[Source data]
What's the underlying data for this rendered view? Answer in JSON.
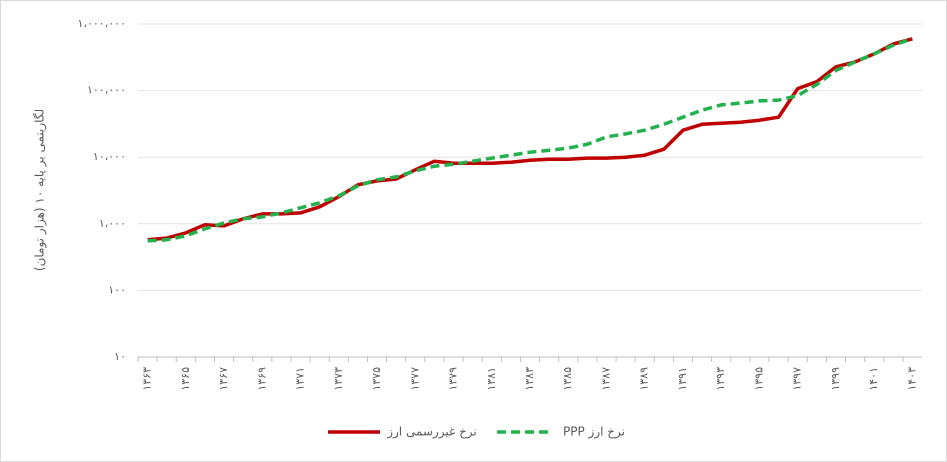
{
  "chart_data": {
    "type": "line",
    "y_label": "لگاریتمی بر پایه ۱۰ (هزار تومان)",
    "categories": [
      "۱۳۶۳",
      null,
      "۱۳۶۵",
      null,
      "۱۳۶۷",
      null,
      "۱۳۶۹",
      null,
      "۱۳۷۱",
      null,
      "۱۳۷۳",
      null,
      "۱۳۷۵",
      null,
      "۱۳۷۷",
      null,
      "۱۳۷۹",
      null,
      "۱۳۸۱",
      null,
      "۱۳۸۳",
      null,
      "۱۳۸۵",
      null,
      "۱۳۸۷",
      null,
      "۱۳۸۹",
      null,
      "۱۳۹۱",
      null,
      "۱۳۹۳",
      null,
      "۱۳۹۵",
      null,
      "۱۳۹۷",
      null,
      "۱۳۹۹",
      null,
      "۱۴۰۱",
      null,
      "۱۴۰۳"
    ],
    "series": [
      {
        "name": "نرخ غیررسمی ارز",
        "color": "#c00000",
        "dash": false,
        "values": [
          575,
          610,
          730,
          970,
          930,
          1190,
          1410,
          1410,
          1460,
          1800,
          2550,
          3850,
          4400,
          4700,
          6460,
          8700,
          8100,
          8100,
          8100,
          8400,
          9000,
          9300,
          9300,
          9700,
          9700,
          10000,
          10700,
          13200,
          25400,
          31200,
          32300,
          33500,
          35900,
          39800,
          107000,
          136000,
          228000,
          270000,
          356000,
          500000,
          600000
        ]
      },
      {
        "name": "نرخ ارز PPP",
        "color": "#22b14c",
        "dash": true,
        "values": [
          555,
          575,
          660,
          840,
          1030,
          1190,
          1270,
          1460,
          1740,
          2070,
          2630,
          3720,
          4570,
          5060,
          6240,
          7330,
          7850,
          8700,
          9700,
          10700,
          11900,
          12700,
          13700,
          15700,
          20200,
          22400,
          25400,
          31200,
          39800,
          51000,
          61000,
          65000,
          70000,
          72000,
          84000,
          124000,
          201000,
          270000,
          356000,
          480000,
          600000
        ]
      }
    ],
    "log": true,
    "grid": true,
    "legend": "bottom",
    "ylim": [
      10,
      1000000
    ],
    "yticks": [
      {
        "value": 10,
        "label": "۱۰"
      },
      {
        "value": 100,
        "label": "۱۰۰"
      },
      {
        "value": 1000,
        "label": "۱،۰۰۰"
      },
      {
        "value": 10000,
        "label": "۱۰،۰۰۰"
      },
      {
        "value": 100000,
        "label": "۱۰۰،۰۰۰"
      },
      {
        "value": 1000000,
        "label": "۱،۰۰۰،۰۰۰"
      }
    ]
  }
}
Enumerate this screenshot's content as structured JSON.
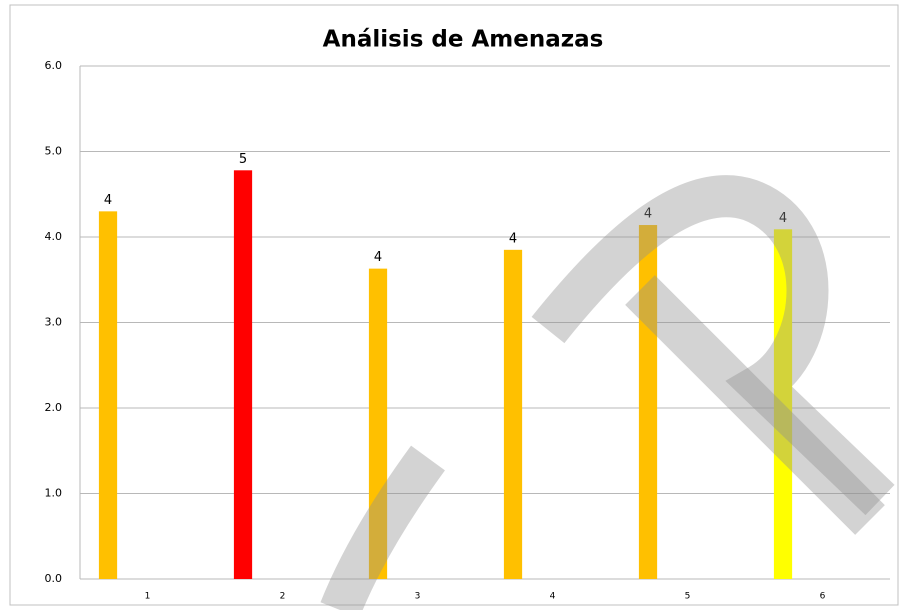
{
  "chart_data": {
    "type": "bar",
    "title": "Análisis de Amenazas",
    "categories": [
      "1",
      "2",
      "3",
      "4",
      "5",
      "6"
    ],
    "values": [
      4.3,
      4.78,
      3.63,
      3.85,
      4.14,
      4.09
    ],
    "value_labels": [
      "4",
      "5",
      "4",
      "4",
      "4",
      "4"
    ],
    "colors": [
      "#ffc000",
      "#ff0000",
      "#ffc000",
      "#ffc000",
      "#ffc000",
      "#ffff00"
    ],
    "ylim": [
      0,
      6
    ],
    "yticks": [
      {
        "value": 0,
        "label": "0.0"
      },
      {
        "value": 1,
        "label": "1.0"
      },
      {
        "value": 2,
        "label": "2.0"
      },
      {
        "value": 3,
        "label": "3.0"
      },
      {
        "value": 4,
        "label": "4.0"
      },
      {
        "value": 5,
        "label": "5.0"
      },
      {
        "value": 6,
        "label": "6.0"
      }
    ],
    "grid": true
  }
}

▶ **Required task**
Give only the number of lines in the data that include the string "name".

▶ **Answer to the exercise**
2